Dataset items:
■ ■ ■ ■ ■ ■ ■

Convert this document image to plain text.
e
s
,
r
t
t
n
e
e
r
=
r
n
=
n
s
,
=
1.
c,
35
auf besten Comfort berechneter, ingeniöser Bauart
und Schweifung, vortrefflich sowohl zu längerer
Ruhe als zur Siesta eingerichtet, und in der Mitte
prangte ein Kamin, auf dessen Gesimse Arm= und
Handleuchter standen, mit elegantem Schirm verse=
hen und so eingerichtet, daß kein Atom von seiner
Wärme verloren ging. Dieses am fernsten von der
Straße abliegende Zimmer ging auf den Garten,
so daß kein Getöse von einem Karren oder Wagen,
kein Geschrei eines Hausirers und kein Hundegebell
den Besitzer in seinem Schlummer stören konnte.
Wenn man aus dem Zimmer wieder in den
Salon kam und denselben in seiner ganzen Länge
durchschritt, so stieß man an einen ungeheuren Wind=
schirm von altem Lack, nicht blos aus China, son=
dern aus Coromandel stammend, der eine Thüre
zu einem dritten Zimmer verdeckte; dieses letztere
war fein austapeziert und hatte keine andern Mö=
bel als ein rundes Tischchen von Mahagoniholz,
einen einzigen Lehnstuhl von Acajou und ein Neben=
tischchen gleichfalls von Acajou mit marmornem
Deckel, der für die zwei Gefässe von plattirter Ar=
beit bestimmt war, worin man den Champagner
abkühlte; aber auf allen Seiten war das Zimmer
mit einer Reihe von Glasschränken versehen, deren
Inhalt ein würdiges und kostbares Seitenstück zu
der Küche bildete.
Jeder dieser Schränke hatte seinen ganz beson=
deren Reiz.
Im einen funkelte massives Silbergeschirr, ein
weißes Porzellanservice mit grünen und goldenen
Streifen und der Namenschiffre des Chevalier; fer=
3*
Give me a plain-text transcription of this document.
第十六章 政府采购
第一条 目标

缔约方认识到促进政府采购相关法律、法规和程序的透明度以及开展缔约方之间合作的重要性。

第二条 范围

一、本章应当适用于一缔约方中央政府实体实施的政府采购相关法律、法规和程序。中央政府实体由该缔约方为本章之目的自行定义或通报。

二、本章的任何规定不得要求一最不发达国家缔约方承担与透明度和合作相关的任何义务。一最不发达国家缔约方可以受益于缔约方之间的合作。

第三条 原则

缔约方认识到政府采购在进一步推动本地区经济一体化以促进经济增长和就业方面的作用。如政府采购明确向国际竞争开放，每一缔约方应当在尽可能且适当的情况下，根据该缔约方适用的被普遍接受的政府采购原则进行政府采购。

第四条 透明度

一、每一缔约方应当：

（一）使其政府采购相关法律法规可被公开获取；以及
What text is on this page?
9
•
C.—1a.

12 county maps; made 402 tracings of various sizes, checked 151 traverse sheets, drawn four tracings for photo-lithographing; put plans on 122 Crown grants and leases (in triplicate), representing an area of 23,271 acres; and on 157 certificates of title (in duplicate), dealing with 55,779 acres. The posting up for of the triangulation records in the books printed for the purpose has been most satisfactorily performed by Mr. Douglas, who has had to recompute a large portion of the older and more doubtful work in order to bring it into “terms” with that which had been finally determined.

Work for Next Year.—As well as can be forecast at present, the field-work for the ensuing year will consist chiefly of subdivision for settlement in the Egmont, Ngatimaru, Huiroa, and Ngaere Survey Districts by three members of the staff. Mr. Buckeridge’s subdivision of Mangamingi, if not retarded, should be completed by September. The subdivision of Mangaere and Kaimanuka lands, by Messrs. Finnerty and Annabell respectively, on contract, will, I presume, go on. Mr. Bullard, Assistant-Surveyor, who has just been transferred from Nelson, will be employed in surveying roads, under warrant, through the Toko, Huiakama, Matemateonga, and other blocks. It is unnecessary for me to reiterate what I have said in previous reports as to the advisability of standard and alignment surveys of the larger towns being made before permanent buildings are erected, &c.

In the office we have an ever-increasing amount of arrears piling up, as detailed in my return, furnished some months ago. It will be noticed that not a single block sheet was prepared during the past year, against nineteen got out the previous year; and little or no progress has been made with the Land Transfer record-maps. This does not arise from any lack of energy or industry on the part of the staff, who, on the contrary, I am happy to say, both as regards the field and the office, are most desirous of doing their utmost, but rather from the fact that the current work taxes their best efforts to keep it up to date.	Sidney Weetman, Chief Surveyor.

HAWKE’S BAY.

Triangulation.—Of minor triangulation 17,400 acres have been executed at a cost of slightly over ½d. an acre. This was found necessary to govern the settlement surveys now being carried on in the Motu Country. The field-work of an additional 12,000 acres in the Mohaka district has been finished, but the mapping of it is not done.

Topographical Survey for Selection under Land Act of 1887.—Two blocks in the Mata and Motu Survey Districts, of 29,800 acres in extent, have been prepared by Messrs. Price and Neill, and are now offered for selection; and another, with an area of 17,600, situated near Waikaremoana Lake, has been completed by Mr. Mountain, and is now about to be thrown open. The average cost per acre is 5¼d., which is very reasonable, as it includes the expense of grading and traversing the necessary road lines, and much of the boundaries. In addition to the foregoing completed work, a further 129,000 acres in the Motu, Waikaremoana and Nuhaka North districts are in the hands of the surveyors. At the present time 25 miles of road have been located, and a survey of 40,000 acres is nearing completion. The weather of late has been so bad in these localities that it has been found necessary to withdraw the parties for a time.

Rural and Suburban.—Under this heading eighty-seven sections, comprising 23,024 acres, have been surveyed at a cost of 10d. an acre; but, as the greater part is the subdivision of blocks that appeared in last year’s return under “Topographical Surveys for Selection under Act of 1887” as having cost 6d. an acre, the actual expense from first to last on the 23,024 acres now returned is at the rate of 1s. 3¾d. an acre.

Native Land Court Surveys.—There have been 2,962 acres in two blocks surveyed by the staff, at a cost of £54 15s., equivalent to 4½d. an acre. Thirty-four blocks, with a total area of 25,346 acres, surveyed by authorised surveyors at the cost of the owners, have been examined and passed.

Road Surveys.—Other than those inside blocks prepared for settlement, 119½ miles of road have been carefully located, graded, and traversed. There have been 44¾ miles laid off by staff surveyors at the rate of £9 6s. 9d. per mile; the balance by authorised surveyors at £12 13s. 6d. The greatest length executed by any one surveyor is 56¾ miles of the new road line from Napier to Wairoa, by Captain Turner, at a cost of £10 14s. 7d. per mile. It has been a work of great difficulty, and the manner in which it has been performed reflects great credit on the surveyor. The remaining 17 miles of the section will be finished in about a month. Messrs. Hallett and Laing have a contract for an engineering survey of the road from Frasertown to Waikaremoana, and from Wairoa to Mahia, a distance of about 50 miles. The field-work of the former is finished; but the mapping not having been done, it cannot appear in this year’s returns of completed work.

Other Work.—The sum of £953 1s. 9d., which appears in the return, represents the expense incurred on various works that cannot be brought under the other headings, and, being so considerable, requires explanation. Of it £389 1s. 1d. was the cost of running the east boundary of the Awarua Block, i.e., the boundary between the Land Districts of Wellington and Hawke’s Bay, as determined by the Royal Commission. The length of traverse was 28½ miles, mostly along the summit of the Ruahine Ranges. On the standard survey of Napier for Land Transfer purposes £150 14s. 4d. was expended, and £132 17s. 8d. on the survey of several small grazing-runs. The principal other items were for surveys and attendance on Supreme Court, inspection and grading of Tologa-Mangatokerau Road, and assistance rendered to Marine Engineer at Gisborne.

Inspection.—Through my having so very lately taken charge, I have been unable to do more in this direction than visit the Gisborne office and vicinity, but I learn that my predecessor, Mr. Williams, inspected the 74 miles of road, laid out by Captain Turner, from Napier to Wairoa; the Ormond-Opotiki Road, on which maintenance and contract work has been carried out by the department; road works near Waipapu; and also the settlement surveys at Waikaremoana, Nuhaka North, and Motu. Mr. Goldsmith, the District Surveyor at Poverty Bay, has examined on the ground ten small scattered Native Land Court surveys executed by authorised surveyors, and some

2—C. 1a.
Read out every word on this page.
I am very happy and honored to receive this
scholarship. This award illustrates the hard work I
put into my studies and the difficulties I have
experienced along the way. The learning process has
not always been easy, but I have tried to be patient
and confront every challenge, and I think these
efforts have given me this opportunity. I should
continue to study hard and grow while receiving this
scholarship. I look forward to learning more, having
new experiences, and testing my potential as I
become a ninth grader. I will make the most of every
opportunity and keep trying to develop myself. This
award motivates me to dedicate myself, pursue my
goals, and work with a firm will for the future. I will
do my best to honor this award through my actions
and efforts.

■ ■ ■ ■ ■ ■ ■

§ TASK DETAILS:
What is the number of lines that hold the string "keep"? Give it alone.

§ SOLUTION FOR THIS PROBLEM:
2